Some records
--- START ---
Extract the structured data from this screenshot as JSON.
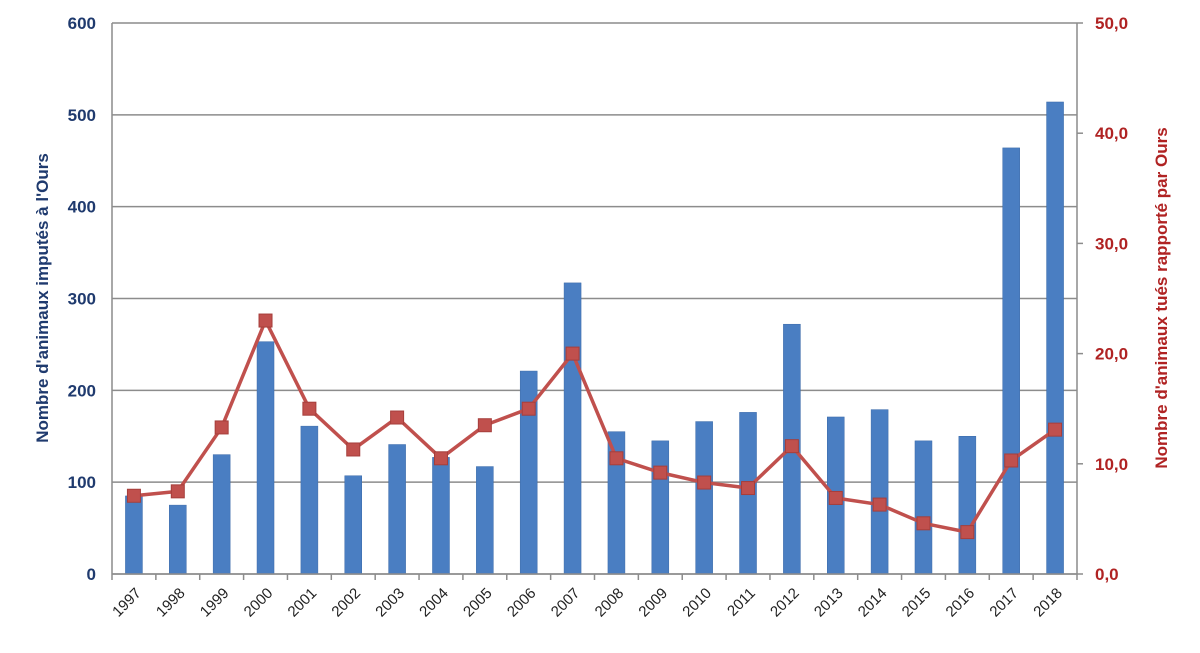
{
  "chart_data": {
    "type": "bar",
    "title": "",
    "categories": [
      "1997",
      "1998",
      "1999",
      "2000",
      "2001",
      "2002",
      "2003",
      "2004",
      "2005",
      "2006",
      "2007",
      "2008",
      "2009",
      "2010",
      "2011",
      "2012",
      "2013",
      "2014",
      "2015",
      "2016",
      "2017",
      "2018"
    ],
    "y_left": {
      "label": "Nombre d'animaux imputés à l'Ours",
      "range": [
        0,
        600
      ],
      "ticks": [
        "0",
        "100",
        "200",
        "300",
        "400",
        "500",
        "600"
      ],
      "color": "#1f3a6e"
    },
    "y_right": {
      "label": "Nombre d'animaux tués rapporté par Ours",
      "range": [
        0,
        50
      ],
      "ticks": [
        "0,0",
        "10,0",
        "20,0",
        "30,0",
        "40,0",
        "50,0"
      ],
      "color": "#b02323"
    },
    "grid": true,
    "legend": "none",
    "series": [
      {
        "type": "bar",
        "axis": "left",
        "color": "#4a7ec2",
        "values": [
          85,
          75,
          130,
          253,
          161,
          107,
          141,
          127,
          117,
          221,
          317,
          155,
          145,
          166,
          176,
          272,
          171,
          179,
          145,
          150,
          464,
          514
        ]
      },
      {
        "type": "line",
        "axis": "right",
        "color": "#c0504d",
        "marker": "square",
        "values": [
          7.1,
          7.5,
          13.3,
          23.0,
          15.0,
          11.3,
          14.2,
          10.5,
          13.5,
          15.0,
          20.0,
          10.5,
          9.2,
          8.3,
          7.8,
          11.6,
          6.9,
          6.3,
          4.6,
          3.8,
          10.3,
          13.1
        ]
      }
    ]
  }
}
--- END ---
Using the data above, copy each line that contains "Nombre".

* [EXERCISE RESPONSE]:
      "label": "Nombre d'animaux imputés à l'Ours",
      "label": "Nombre d'animaux tués rapporté par Ours",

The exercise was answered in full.